# DATASET RECORDS start

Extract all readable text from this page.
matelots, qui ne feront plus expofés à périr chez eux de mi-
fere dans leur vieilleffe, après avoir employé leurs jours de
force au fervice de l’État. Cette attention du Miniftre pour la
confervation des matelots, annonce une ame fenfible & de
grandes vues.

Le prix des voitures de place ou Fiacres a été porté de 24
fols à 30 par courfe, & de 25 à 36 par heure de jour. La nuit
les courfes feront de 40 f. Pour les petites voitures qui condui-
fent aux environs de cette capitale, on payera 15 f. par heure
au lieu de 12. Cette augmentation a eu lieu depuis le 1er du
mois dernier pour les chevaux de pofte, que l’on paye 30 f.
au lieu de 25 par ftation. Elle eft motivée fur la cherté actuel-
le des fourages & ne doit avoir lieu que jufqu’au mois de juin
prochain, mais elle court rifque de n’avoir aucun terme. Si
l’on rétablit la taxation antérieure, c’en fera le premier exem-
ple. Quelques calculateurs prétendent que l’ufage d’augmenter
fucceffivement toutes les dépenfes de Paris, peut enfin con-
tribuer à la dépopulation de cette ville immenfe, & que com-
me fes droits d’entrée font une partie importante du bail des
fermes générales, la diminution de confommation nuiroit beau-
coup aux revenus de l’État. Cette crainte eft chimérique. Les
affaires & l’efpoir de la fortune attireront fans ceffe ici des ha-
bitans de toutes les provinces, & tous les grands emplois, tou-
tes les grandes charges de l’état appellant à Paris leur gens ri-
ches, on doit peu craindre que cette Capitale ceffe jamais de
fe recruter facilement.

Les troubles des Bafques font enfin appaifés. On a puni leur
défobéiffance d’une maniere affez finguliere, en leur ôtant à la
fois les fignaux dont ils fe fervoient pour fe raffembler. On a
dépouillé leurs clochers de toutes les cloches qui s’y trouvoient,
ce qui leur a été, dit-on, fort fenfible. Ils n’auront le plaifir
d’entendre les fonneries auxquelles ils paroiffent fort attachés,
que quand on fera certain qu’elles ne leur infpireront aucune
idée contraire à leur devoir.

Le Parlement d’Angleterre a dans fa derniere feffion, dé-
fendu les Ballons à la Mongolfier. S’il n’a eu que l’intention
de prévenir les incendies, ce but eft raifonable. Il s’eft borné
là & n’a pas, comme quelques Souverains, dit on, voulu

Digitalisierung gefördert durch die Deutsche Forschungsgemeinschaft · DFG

# DATASET RECORDS end

Find the lines that include the string "ceffe", then copy each of them.

affaires & l’efpoir de la fortune attireront fans ceffe ici des ha-
ches, on doit peu craindre que cette Capitale ceffe jamais de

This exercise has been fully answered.